WRITTEN EXERCISE: Rewrite the records below, replacing every "cell-headline" with "cell-title" and leaving all else unchanged.
═════ RECORDS TO PROCESS
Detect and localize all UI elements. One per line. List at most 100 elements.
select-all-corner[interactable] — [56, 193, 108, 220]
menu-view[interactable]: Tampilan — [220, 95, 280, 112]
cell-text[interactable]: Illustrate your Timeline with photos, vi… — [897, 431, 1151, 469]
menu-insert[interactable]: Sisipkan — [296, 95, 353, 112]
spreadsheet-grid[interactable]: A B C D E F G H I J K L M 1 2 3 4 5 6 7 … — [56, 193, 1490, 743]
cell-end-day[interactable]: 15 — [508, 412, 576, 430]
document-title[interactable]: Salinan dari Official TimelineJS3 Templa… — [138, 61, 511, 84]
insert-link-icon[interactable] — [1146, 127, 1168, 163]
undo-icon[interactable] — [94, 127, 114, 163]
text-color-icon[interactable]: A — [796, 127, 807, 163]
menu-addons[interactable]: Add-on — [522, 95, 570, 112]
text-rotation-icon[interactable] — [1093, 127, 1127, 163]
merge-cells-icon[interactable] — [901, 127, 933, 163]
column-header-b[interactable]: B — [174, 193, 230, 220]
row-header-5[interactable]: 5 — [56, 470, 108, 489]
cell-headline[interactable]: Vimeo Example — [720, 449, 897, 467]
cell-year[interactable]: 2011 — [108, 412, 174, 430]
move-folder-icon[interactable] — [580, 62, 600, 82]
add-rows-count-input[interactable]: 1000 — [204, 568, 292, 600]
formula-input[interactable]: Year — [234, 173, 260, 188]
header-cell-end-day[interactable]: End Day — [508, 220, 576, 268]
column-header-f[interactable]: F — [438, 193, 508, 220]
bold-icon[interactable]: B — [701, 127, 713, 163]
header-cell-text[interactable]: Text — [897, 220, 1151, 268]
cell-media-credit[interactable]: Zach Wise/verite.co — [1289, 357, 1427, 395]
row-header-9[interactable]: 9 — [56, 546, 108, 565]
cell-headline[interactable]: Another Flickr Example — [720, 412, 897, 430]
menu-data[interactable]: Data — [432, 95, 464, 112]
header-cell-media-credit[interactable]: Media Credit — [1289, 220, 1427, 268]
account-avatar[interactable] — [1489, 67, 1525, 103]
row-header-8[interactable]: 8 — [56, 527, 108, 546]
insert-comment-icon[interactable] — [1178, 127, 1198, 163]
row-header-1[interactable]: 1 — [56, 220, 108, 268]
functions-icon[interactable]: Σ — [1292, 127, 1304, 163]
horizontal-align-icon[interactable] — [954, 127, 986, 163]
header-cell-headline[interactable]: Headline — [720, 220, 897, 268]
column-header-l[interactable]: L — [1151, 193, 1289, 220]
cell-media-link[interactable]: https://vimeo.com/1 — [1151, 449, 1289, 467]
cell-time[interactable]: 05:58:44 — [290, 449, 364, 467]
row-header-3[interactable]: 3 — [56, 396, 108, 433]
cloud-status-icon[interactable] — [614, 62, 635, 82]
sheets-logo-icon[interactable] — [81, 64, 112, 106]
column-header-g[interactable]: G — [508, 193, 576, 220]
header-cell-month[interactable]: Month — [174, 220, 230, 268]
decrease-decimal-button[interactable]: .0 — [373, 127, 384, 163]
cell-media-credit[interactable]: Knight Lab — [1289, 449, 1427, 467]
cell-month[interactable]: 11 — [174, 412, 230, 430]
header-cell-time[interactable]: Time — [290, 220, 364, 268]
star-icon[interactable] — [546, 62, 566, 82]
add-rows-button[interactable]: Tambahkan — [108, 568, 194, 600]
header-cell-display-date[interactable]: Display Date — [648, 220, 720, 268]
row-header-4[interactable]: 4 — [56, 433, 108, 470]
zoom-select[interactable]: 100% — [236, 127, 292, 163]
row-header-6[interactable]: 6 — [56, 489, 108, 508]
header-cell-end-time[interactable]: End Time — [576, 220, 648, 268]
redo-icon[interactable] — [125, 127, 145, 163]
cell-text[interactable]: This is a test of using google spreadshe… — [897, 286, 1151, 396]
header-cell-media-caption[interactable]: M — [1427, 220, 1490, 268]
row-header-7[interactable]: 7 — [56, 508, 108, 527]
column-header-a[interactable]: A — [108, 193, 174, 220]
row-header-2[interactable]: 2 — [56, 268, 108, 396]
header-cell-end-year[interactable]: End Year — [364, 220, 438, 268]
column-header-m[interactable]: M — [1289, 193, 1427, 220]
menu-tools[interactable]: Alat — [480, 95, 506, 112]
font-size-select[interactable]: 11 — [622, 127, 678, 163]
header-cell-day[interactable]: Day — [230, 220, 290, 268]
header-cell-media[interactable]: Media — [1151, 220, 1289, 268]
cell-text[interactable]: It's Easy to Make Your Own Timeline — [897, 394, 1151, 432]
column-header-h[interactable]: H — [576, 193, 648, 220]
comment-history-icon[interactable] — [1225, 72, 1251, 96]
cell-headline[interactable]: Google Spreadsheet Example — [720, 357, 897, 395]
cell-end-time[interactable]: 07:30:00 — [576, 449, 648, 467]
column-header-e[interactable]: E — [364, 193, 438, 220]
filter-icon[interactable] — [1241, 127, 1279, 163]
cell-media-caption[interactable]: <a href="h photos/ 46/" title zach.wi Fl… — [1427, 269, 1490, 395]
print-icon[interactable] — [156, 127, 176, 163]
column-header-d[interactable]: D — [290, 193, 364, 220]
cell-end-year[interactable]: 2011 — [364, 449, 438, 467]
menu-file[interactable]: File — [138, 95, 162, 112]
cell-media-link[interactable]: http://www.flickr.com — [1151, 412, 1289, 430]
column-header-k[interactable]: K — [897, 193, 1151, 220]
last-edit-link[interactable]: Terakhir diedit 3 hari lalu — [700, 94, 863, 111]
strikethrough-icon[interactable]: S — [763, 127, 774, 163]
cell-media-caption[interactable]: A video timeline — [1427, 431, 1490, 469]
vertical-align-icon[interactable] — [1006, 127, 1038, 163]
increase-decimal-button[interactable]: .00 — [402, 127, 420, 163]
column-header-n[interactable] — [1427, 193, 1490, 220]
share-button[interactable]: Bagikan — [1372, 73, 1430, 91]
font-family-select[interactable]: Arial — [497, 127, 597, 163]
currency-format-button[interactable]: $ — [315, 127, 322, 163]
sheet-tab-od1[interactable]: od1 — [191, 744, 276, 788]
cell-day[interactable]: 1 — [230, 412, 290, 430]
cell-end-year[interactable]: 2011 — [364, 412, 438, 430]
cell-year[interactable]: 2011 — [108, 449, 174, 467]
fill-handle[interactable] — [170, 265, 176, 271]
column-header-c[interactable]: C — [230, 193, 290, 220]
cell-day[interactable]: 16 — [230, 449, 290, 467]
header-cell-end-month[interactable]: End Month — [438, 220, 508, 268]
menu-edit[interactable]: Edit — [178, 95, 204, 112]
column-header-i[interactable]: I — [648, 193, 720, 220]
══════════
COMPLETED EXERCISE:
Detect and localize all UI elements. One per line. List at most 100 elements.
select-all-corner[interactable] — [56, 193, 108, 220]
menu-view[interactable]: Tampilan — [220, 95, 280, 112]
cell-text[interactable]: Illustrate your Timeline with photos, vi… — [897, 431, 1151, 469]
menu-insert[interactable]: Sisipkan — [296, 95, 353, 112]
spreadsheet-grid[interactable]: A B C D E F G H I J K L M 1 2 3 4 5 6 7 … — [56, 193, 1490, 743]
cell-end-day[interactable]: 15 — [508, 412, 576, 430]
document-title[interactable]: Salinan dari Official TimelineJS3 Templa… — [138, 61, 511, 84]
insert-link-icon[interactable] — [1146, 127, 1168, 163]
undo-icon[interactable] — [94, 127, 114, 163]
text-color-icon[interactable]: A — [796, 127, 807, 163]
menu-addons[interactable]: Add-on — [522, 95, 570, 112]
text-rotation-icon[interactable] — [1093, 127, 1127, 163]
merge-cells-icon[interactable] — [901, 127, 933, 163]
column-header-b[interactable]: B — [174, 193, 230, 220]
row-header-5[interactable]: 5 — [56, 470, 108, 489]
cell-title[interactable]: Vimeo Example — [720, 449, 897, 467]
cell-year[interactable]: 2011 — [108, 412, 174, 430]
move-folder-icon[interactable] — [580, 62, 600, 82]
add-rows-count-input[interactable]: 1000 — [204, 568, 292, 600]
formula-input[interactable]: Year — [234, 173, 260, 188]
header-cell-end-day[interactable]: End Day — [508, 220, 576, 268]
column-header-f[interactable]: F — [438, 193, 508, 220]
bold-icon[interactable]: B — [701, 127, 713, 163]
header-cell-text[interactable]: Text — [897, 220, 1151, 268]
cell-media-credit[interactable]: Zach Wise/verite.co — [1289, 357, 1427, 395]
row-header-9[interactable]: 9 — [56, 546, 108, 565]
cell-title[interactable]: Another Flickr Example — [720, 412, 897, 430]
menu-data[interactable]: Data — [432, 95, 464, 112]
header-cell-media-credit[interactable]: Media Credit — [1289, 220, 1427, 268]
account-avatar[interactable] — [1489, 67, 1525, 103]
row-header-8[interactable]: 8 — [56, 527, 108, 546]
insert-comment-icon[interactable] — [1178, 127, 1198, 163]
row-header-1[interactable]: 1 — [56, 220, 108, 268]
functions-icon[interactable]: Σ — [1292, 127, 1304, 163]
horizontal-align-icon[interactable] — [954, 127, 986, 163]
header-cell-title[interactable]: Headline — [720, 220, 897, 268]
column-header-l[interactable]: L — [1151, 193, 1289, 220]
cell-media-link[interactable]: https://vimeo.com/1 — [1151, 449, 1289, 467]
cell-time[interactable]: 05:58:44 — [290, 449, 364, 467]
row-header-3[interactable]: 3 — [56, 396, 108, 433]
cloud-status-icon[interactable] — [614, 62, 635, 82]
sheets-logo-icon[interactable] — [81, 64, 112, 106]
column-header-g[interactable]: G — [508, 193, 576, 220]
header-cell-month[interactable]: Month — [174, 220, 230, 268]
decrease-decimal-button[interactable]: .0 — [373, 127, 384, 163]
cell-media-credit[interactable]: Knight Lab — [1289, 449, 1427, 467]
cell-month[interactable]: 11 — [174, 412, 230, 430]
header-cell-time[interactable]: Time — [290, 220, 364, 268]
star-icon[interactable] — [546, 62, 566, 82]
add-rows-button[interactable]: Tambahkan — [108, 568, 194, 600]
header-cell-display-date[interactable]: Display Date — [648, 220, 720, 268]
row-header-4[interactable]: 4 — [56, 433, 108, 470]
zoom-select[interactable]: 100% — [236, 127, 292, 163]
row-header-6[interactable]: 6 — [56, 489, 108, 508]
header-cell-end-time[interactable]: End Time — [576, 220, 648, 268]
redo-icon[interactable] — [125, 127, 145, 163]
cell-text[interactable]: This is a test of using google spreadshe… — [897, 286, 1151, 396]
header-cell-media-caption[interactable]: M — [1427, 220, 1490, 268]
row-header-7[interactable]: 7 — [56, 508, 108, 527]
column-header-a[interactable]: A — [108, 193, 174, 220]
row-header-2[interactable]: 2 — [56, 268, 108, 396]
header-cell-end-year[interactable]: End Year — [364, 220, 438, 268]
column-header-m[interactable]: M — [1289, 193, 1427, 220]
menu-tools[interactable]: Alat — [480, 95, 506, 112]
font-size-select[interactable]: 11 — [622, 127, 678, 163]
header-cell-day[interactable]: Day — [230, 220, 290, 268]
header-cell-media[interactable]: Media — [1151, 220, 1289, 268]
cell-text[interactable]: It's Easy to Make Your Own Timeline — [897, 394, 1151, 432]
column-header-h[interactable]: H — [576, 193, 648, 220]
comment-history-icon[interactable] — [1225, 72, 1251, 96]
cell-title[interactable]: Google Spreadsheet Example — [720, 357, 897, 395]
cell-end-time[interactable]: 07:30:00 — [576, 449, 648, 467]
column-header-e[interactable]: E — [364, 193, 438, 220]
filter-icon[interactable] — [1241, 127, 1279, 163]
cell-media-caption[interactable]: <a href="h photos/ 46/" title zach.wi Fl… — [1427, 269, 1490, 395]
print-icon[interactable] — [156, 127, 176, 163]
column-header-d[interactable]: D — [290, 193, 364, 220]
cell-end-year[interactable]: 2011 — [364, 449, 438, 467]
menu-file[interactable]: File — [138, 95, 162, 112]
cell-media-link[interactable]: http://www.flickr.com — [1151, 412, 1289, 430]
column-header-k[interactable]: K — [897, 193, 1151, 220]
last-edit-link[interactable]: Terakhir diedit 3 hari lalu — [700, 94, 863, 111]
strikethrough-icon[interactable]: S — [763, 127, 774, 163]
cell-media-caption[interactable]: A video timeline — [1427, 431, 1490, 469]
vertical-align-icon[interactable] — [1006, 127, 1038, 163]
increase-decimal-button[interactable]: .00 — [402, 127, 420, 163]
column-header-n[interactable] — [1427, 193, 1490, 220]
share-button[interactable]: Bagikan — [1372, 73, 1430, 91]
font-family-select[interactable]: Arial — [497, 127, 597, 163]
currency-format-button[interactable]: $ — [315, 127, 322, 163]
sheet-tab-od1[interactable]: od1 — [191, 744, 276, 788]
cell-day[interactable]: 1 — [230, 412, 290, 430]
cell-end-year[interactable]: 2011 — [364, 412, 438, 430]
cell-year[interactable]: 2011 — [108, 449, 174, 467]
fill-handle[interactable] — [170, 265, 176, 271]
column-header-c[interactable]: C — [230, 193, 290, 220]
cell-day[interactable]: 16 — [230, 449, 290, 467]
header-cell-end-month[interactable]: End Month — [438, 220, 508, 268]
menu-edit[interactable]: Edit — [178, 95, 204, 112]
column-header-i[interactable]: I — [648, 193, 720, 220]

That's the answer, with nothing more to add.